* START RECORD SET *

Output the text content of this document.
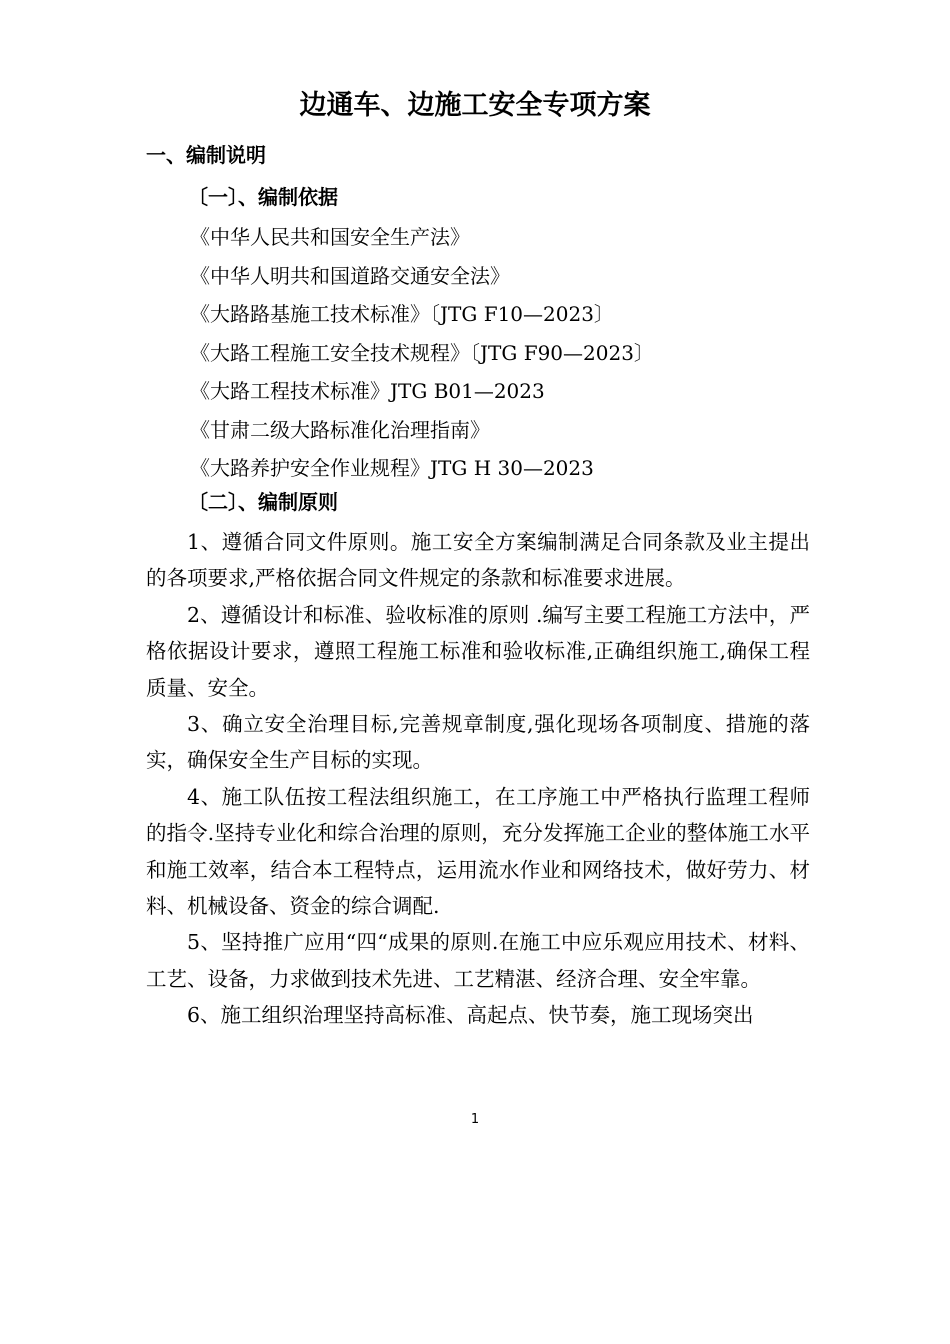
边通车、边施工安全专项方案
一、编制说明
〔一〕、编制依据
《中华人民共和国安全生产法》
《中华人明共和国道路交通安全法》
《大路路基施工技术标准》〔JTG F10—2023〕
《大路工程施工安全技术规程》〔JTG F90—2023〕
《大路工程技术标准》JTG B01—2023
《甘肃二级大路标准化治理指南》
《大路养护安全作业规程》JTG H 30—2023
〔二〕、编制原则

1、遵循合同文件原则。施工安全方案编制满足合同条款及业主提出的各项要求,严格依据合同文件规定的条款和标准要求进展。

2、遵循设计和标准、验收标准的原则 .编写主要工程施工方法中，严格依据设计要求，遵照工程施工标准和验收标准,正确组织施工,确保工程质量、安全。

3、确立安全治理目标,完善规章制度,强化现场各项制度、措施的落实，确保安全生产目标的实现。

4、施工队伍按工程法组织施工，在工序施工中严格执行监理工程师的指令.坚持专业化和综合治理的原则，充分发挥施工企业的整体施工水平和施工效率，结合本工程特点，运用流水作业和网络技术，做好劳力、材料、机械设备、资金的综合调配.

5、坚持推广应用“四“成果的原则.在施工中应乐观应用技术、材料、工艺、设备，力求做到技术先进、工艺精湛、经济合理、安全牢靠。

6、施工组织治理坚持高标准、高起点、快节奏，施工现场突出

1
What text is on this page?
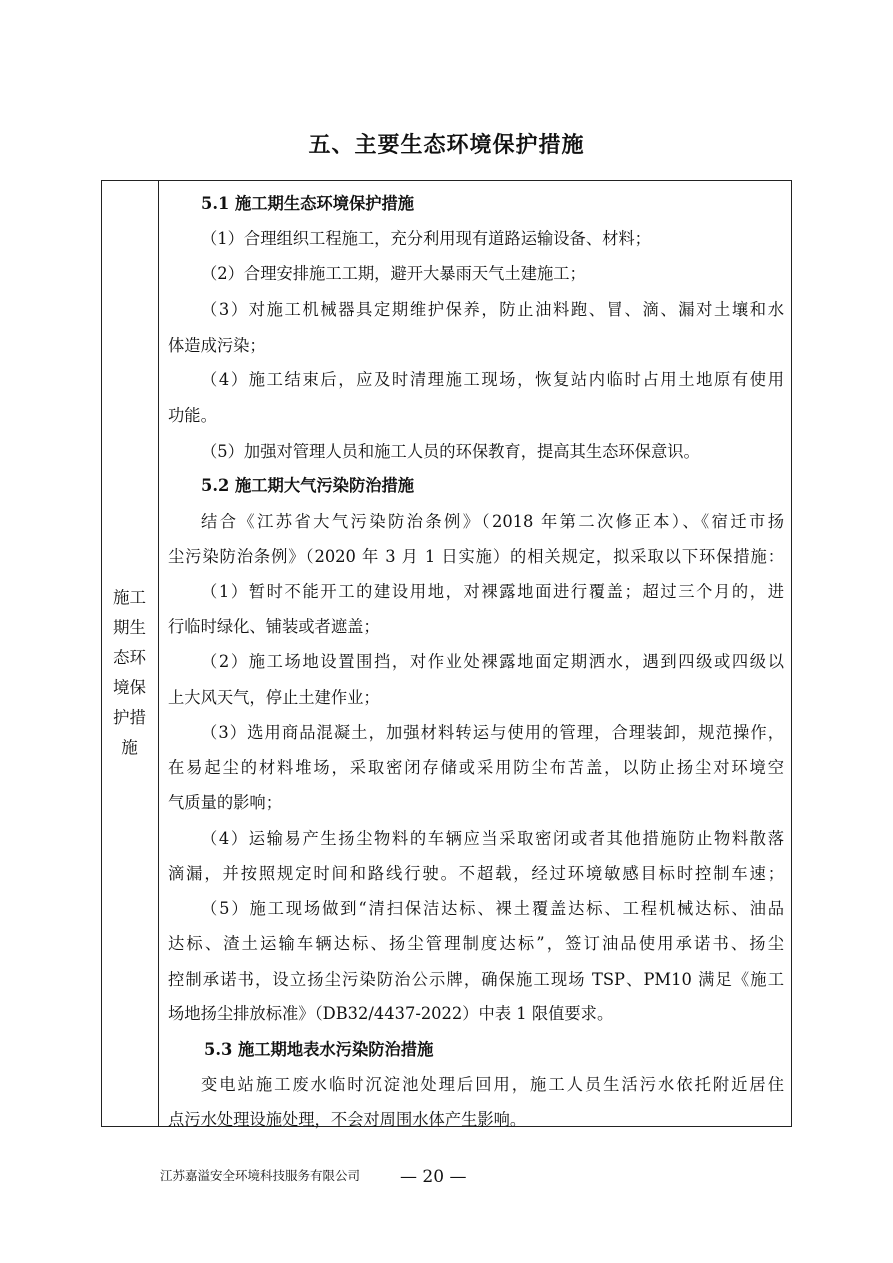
五、主要生态环境保护措施
施工
期生
态环
境保
护措
施
5.1 施工期生态环境保护措施
（1）合理组织工程施工，充分利用现有道路运输设备、材料；
（2）合理安排施工工期，避开大暴雨天气土建施工；
（3）对施工机械器具定期维护保养，防止油料跑、冒、滴、漏对土壤和水
体造成污染；
（4）施工结束后，应及时清理施工现场，恢复站内临时占用土地原有使用
功能。
（5）加强对管理人员和施工人员的环保教育，提高其生态环保意识。
5.2 施工期大气污染防治措施
结合《江苏省大气污染防治条例》（2018 年第二次修正本）、《宿迁市扬
尘污染防治条例》（2020 年 3 月 1 日实施）的相关规定，拟采取以下环保措施：
（1）暂时不能开工的建设用地，对裸露地面进行覆盖；超过三个月的，进
行临时绿化、铺装或者遮盖；
（2）施工场地设置围挡，对作业处裸露地面定期洒水，遇到四级或四级以
上大风天气，停止土建作业；
（3）选用商品混凝土，加强材料转运与使用的管理，合理装卸，规范操作，
在易起尘的材料堆场，采取密闭存储或采用防尘布苫盖，以防止扬尘对环境空
气质量的影响；
（4）运输易产生扬尘物料的车辆应当采取密闭或者其他措施防止物料散落
滴漏，并按照规定时间和路线行驶。不超载，经过环境敏感目标时控制车速；
（5）施工现场做到“清扫保洁达标、裸土覆盖达标、工程机械达标、油品
达标、渣土运输车辆达标、扬尘管理制度达标”，签订油品使用承诺书、扬尘
控制承诺书，设立扬尘污染防治公示牌，确保施工现场 TSP、PM10 满足《施工
场地扬尘排放标准》（DB32/4437-2022）中表 1 限值要求。
5.3 施工期地表水污染防治措施
变电站施工废水临时沉淀池处理后回用，施工人员生活污水依托附近居住
点污水处理设施处理，不会对周围水体产生影响。
江苏嘉溢安全环境科技服务有限公司 — 20 —
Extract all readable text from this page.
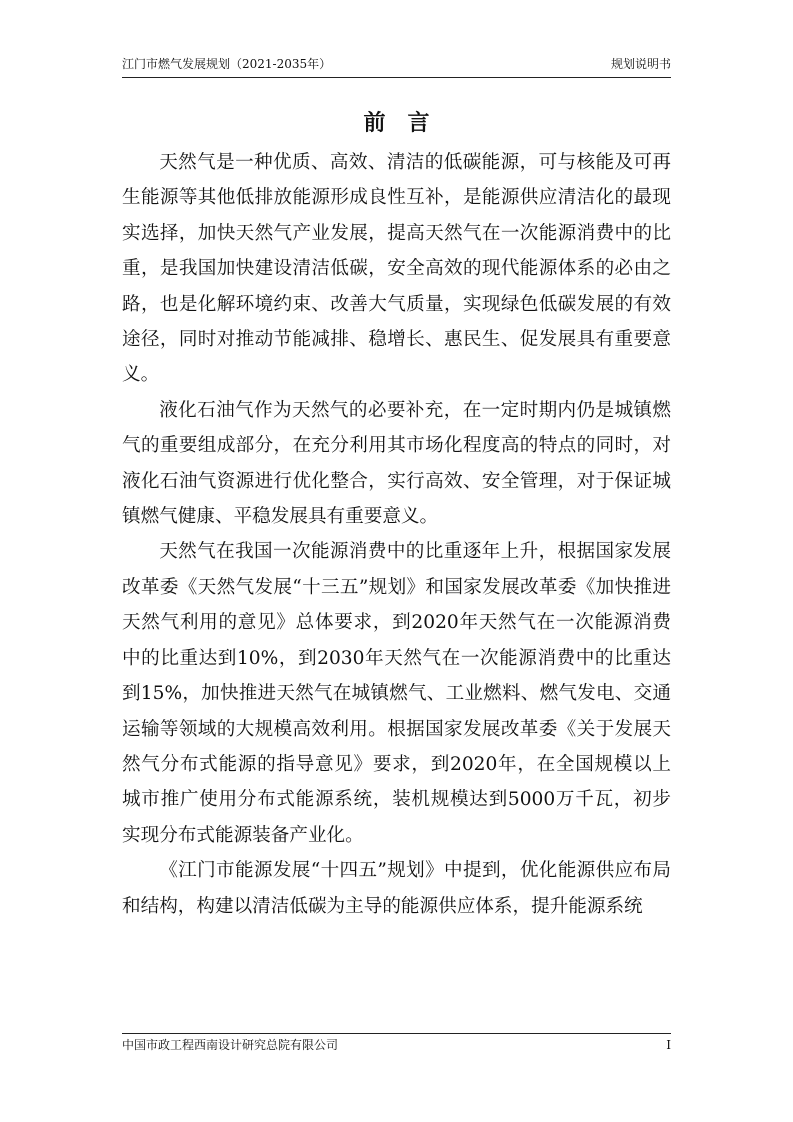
江门市燃气发展规划（2021-2035年）	规划说明书
前言

天然气是一种优质、高效、清洁的低碳能源，可与核能及可再生能源等其他低排放能源形成良性互补，是能源供应清洁化的最现实选择，加快天然气产业发展，提高天然气在一次能源消费中的比重，是我国加快建设清洁低碳，安全高效的现代能源体系的必由之路，也是化解环境约束、改善大气质量，实现绿色低碳发展的有效途径，同时对推动节能减排、稳增长、惠民生、促发展具有重要意义。

液化石油气作为天然气的必要补充，在一定时期内仍是城镇燃气的重要组成部分，在充分利用其市场化程度高的特点的同时，对液化石油气资源进行优化整合，实行高效、安全管理，对于保证城镇燃气健康、平稳发展具有重要意义。

天然气在我国一次能源消费中的比重逐年上升，根据国家发展改革委《天然气发展“十三五”规划》和国家发展改革委《加快推进天然气利用的意见》总体要求，到2020年天然气在一次能源消费中的比重达到10%，到2030年天然气在一次能源消费中的比重达到15%，加快推进天然气在城镇燃气、工业燃料、燃气发电、交通运输等领域的大规模高效利用。根据国家发展改革委《关于发展天然气分布式能源的指导意见》要求，到2020年，在全国规模以上城市推广使用分布式能源系统，装机规模达到5000万千瓦，初步实现分布式能源装备产业化。

《江门市能源发展“十四五”规划》中提到，优化能源供应布局和结构，构建以清洁低碳为主导的能源供应体系，提升能源系统

中国市政工程西南设计研究总院有限公司	I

* END RECORD SET *

__TO DO__
Each entry should be repeated exactly as it appears; the pictures stay out.

__EXERCISE RESULT__
Output the text content of this document.
边通车、边施工安全专项方案
一、编制说明
〔一〕、编制依据
《中华人民共和国安全生产法》
《中华人明共和国道路交通安全法》
《大路路基施工技术标准》〔JTG F10—2023〕
《大路工程施工安全技术规程》〔JTG F90—2023〕
《大路工程技术标准》JTG B01—2023
《甘肃二级大路标准化治理指南》
《大路养护安全作业规程》JTG H 30—2023
〔二〕、编制原则

1、遵循合同文件原则。施工安全方案编制满足合同条款及业主提出的各项要求,严格依据合同文件规定的条款和标准要求进展。

2、遵循设计和标准、验收标准的原则 .编写主要工程施工方法中，严格依据设计要求，遵照工程施工标准和验收标准,正确组织施工,确保工程质量、安全。

3、确立安全治理目标,完善规章制度,强化现场各项制度、措施的落实，确保安全生产目标的实现。

4、施工队伍按工程法组织施工，在工序施工中严格执行监理工程师的指令.坚持专业化和综合治理的原则，充分发挥施工企业的整体施工水平和施工效率，结合本工程特点，运用流水作业和网络技术，做好劳力、材料、机械设备、资金的综合调配.

5、坚持推广应用“四“成果的原则.在施工中应乐观应用技术、材料、工艺、设备，力求做到技术先进、工艺精湛、经济合理、安全牢靠。

6、施工组织治理坚持高标准、高起点、快节奏，施工现场突出

1
What text is on this page?
五、主要生态环境保护措施
施工
期生
态环
境保
护措
施
5.1 施工期生态环境保护措施
（1）合理组织工程施工，充分利用现有道路运输设备、材料；
（2）合理安排施工工期，避开大暴雨天气土建施工；
（3）对施工机械器具定期维护保养，防止油料跑、冒、滴、漏对土壤和水
体造成污染；
（4）施工结束后，应及时清理施工现场，恢复站内临时占用土地原有使用
功能。
（5）加强对管理人员和施工人员的环保教育，提高其生态环保意识。
5.2 施工期大气污染防治措施
结合《江苏省大气污染防治条例》（2018 年第二次修正本）、《宿迁市扬
尘污染防治条例》（2020 年 3 月 1 日实施）的相关规定，拟采取以下环保措施：
（1）暂时不能开工的建设用地，对裸露地面进行覆盖；超过三个月的，进
行临时绿化、铺装或者遮盖；
（2）施工场地设置围挡，对作业处裸露地面定期洒水，遇到四级或四级以
上大风天气，停止土建作业；
（3）选用商品混凝土，加强材料转运与使用的管理，合理装卸，规范操作，
在易起尘的材料堆场，采取密闭存储或采用防尘布苫盖，以防止扬尘对环境空
气质量的影响；
（4）运输易产生扬尘物料的车辆应当采取密闭或者其他措施防止物料散落
滴漏，并按照规定时间和路线行驶。不超载，经过环境敏感目标时控制车速；
（5）施工现场做到“清扫保洁达标、裸土覆盖达标、工程机械达标、油品
达标、渣土运输车辆达标、扬尘管理制度达标”，签订油品使用承诺书、扬尘
控制承诺书，设立扬尘污染防治公示牌，确保施工现场 TSP、PM10 满足《施工
场地扬尘排放标准》（DB32/4437-2022）中表 1 限值要求。
5.3 施工期地表水污染防治措施
变电站施工废水临时沉淀池处理后回用，施工人员生活污水依托附近居住
点污水处理设施处理，不会对周围水体产生影响。
江苏嘉溢安全环境科技服务有限公司 — 20 —
Extract all readable text from this page.
江门市燃气发展规划（2021-2035年）	规划说明书
前言

天然气是一种优质、高效、清洁的低碳能源，可与核能及可再生能源等其他低排放能源形成良性互补，是能源供应清洁化的最现实选择，加快天然气产业发展，提高天然气在一次能源消费中的比重，是我国加快建设清洁低碳，安全高效的现代能源体系的必由之路，也是化解环境约束、改善大气质量，实现绿色低碳发展的有效途径，同时对推动节能减排、稳增长、惠民生、促发展具有重要意义。

液化石油气作为天然气的必要补充，在一定时期内仍是城镇燃气的重要组成部分，在充分利用其市场化程度高的特点的同时，对液化石油气资源进行优化整合，实行高效、安全管理，对于保证城镇燃气健康、平稳发展具有重要意义。

天然气在我国一次能源消费中的比重逐年上升，根据国家发展改革委《天然气发展“十三五”规划》和国家发展改革委《加快推进天然气利用的意见》总体要求，到2020年天然气在一次能源消费中的比重达到10%，到2030年天然气在一次能源消费中的比重达到15%，加快推进天然气在城镇燃气、工业燃料、燃气发电、交通运输等领域的大规模高效利用。根据国家发展改革委《关于发展天然气分布式能源的指导意见》要求，到2020年，在全国规模以上城市推广使用分布式能源系统，装机规模达到5000万千瓦，初步实现分布式能源装备产业化。

《江门市能源发展“十四五”规划》中提到，优化能源供应布局和结构，构建以清洁低碳为主导的能源供应体系，提升能源系统

中国市政工程西南设计研究总院有限公司	I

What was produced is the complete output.